**PROBLEM:** Which lines of the data contain the string "omfattande"? Copy every one.

****

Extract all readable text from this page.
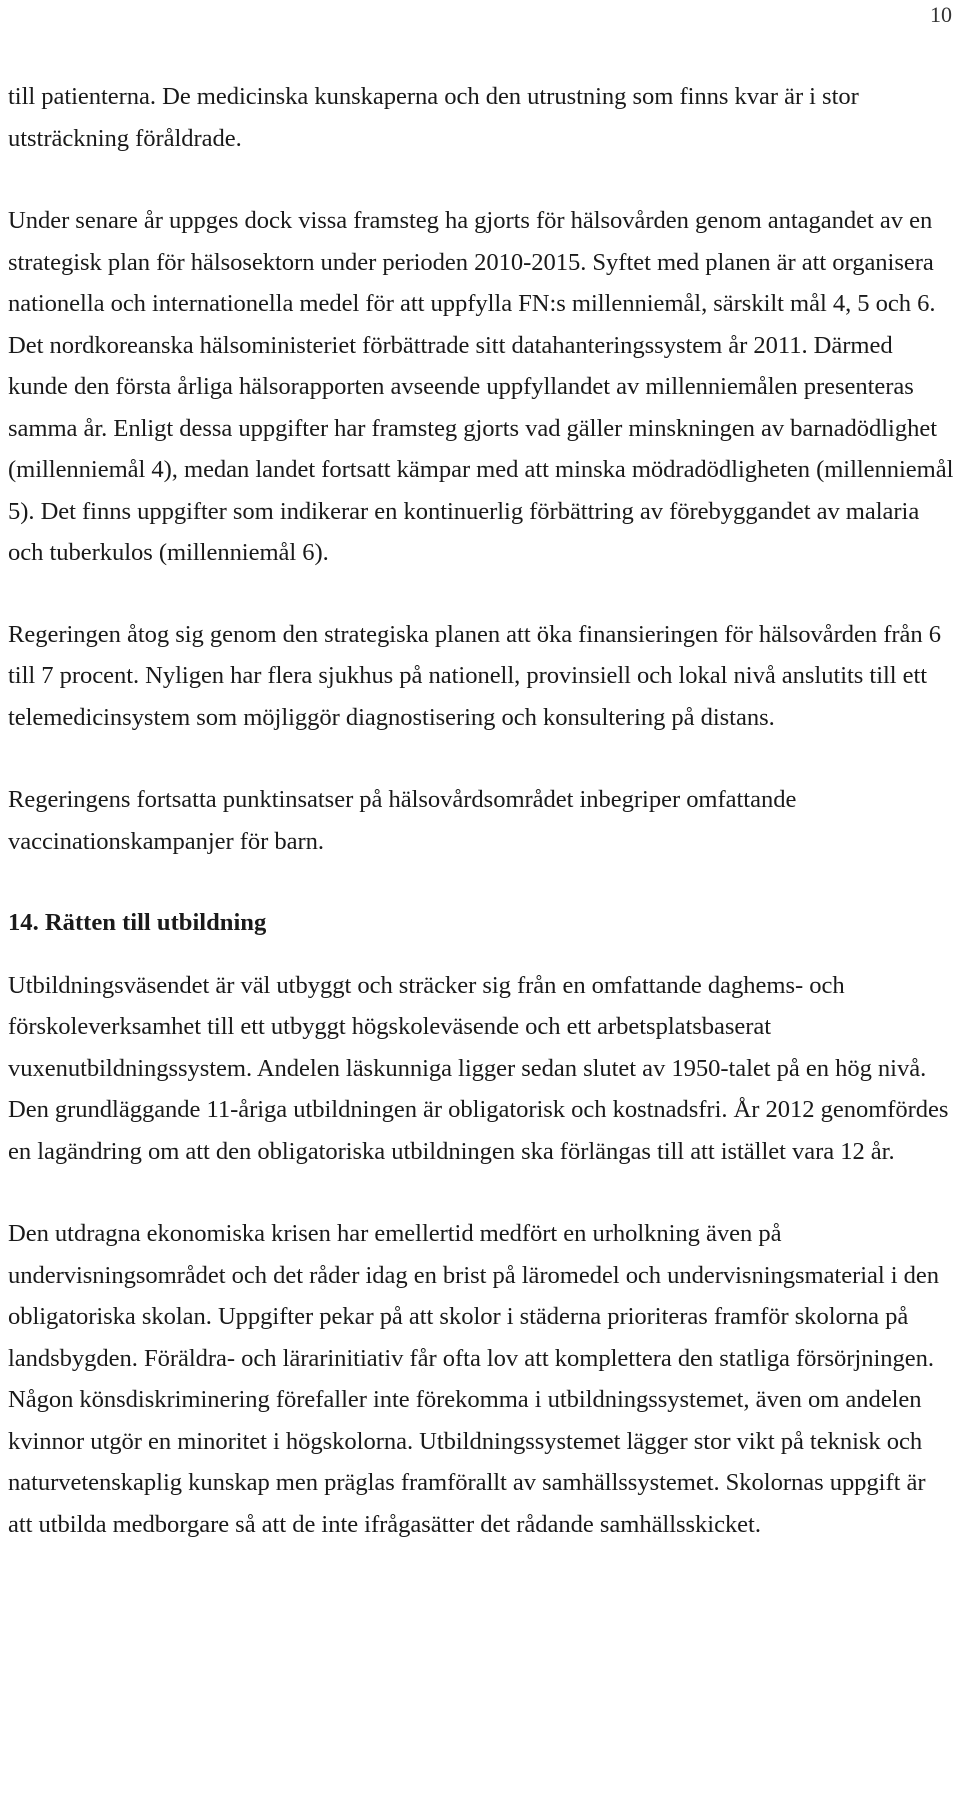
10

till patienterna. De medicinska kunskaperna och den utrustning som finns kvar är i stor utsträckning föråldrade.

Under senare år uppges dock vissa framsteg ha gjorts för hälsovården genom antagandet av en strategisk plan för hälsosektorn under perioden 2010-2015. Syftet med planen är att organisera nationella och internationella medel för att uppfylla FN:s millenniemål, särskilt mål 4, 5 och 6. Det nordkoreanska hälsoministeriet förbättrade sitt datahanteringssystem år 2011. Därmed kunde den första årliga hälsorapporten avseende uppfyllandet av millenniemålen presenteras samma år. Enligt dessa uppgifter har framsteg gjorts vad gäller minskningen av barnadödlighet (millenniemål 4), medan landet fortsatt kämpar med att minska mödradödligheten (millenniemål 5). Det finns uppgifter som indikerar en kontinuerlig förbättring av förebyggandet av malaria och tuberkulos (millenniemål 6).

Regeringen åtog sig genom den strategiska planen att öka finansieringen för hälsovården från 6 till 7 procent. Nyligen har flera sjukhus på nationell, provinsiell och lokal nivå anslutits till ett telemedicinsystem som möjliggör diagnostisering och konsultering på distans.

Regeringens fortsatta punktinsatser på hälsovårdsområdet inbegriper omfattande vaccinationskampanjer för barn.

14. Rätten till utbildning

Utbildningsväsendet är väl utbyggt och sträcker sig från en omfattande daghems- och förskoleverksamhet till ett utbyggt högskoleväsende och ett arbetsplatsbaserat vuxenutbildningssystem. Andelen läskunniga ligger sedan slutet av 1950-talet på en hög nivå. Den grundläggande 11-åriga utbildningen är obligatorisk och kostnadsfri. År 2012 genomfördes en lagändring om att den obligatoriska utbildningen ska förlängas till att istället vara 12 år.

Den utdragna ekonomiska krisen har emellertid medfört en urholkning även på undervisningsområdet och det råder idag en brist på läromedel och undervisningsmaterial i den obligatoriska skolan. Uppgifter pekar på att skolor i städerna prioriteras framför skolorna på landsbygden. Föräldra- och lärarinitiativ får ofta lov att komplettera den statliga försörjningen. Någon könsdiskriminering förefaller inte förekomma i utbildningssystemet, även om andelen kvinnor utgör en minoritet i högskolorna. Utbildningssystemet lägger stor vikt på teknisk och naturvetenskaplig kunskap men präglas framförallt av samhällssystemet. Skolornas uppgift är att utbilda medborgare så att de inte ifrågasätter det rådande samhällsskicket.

****

**RESPONSE TO THIS TASK:**
Regeringens fortsatta punktinsatser på hälsovårdsområdet inbegriper omfattande vaccinationskampanjer för barn.
Utbildningsväsendet är väl utbyggt och sträcker sig från en omfattande daghems- och förskoleverksamhet till ett utbyggt högskoleväsende och ett arbetsplatsbaserat vuxenutbildningssystem. Andelen läskunniga ligger sedan slutet av 1950-talet på en hög nivå. Den grundläggande 11-åriga utbildningen är obligatorisk och kostnadsfri. År 2012 genomfördes en lagändring om att den obligatoriska utbildningen ska förlängas till att istället vara 12 år.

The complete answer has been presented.